▼

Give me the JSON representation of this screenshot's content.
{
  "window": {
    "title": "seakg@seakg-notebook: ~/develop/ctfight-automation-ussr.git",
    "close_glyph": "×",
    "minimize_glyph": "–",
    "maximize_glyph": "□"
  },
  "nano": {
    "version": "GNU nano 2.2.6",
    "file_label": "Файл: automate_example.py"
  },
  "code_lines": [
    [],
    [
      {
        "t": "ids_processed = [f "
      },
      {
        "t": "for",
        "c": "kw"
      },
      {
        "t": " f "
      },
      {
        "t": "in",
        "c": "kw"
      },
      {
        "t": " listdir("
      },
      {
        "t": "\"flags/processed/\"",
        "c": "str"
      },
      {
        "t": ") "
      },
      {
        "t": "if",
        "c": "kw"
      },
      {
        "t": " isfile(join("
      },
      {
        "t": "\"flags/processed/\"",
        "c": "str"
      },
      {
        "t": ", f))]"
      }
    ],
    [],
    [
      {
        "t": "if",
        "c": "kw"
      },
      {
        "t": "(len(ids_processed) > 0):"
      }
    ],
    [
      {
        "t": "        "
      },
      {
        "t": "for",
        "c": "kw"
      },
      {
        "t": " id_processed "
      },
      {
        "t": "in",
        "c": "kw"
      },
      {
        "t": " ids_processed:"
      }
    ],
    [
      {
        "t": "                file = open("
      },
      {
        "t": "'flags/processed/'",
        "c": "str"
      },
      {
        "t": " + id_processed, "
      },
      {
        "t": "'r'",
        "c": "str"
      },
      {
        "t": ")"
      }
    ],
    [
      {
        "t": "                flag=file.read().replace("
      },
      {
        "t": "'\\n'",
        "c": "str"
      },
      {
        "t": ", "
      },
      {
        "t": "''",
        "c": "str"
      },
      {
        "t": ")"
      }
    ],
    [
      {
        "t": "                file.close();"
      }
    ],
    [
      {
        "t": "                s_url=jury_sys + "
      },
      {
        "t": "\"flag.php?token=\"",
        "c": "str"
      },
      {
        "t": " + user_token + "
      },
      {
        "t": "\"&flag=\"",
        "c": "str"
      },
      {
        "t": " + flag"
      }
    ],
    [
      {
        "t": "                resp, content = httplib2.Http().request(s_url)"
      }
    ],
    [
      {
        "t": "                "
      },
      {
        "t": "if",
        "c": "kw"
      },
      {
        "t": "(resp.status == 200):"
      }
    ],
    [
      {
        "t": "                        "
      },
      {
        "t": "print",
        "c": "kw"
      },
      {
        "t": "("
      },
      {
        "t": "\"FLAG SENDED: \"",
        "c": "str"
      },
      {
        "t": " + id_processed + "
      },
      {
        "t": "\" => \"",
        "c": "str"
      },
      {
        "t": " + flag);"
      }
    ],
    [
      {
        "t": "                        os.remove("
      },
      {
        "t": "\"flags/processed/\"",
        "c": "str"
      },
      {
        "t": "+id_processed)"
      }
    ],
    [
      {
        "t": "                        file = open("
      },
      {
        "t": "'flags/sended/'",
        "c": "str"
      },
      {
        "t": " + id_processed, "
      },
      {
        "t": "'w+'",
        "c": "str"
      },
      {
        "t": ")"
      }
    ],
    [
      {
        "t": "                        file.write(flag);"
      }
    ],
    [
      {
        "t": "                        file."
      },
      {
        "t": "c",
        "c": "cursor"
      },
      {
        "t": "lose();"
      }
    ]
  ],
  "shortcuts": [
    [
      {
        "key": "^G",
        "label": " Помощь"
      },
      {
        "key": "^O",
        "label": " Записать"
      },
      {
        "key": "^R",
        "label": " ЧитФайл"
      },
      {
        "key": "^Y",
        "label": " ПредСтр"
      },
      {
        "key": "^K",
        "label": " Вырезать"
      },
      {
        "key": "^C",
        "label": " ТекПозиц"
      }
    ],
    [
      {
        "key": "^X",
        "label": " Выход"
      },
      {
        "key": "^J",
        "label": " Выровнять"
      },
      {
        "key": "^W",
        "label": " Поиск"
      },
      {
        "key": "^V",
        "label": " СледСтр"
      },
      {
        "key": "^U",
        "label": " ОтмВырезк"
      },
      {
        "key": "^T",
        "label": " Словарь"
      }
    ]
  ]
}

▲

Copy each line of the records above that carries the word "content".

* [Task answer]
Give me the JSON representation of this screenshot's content.
        "t": "                resp, content = httplib2.Http().request(s_url)"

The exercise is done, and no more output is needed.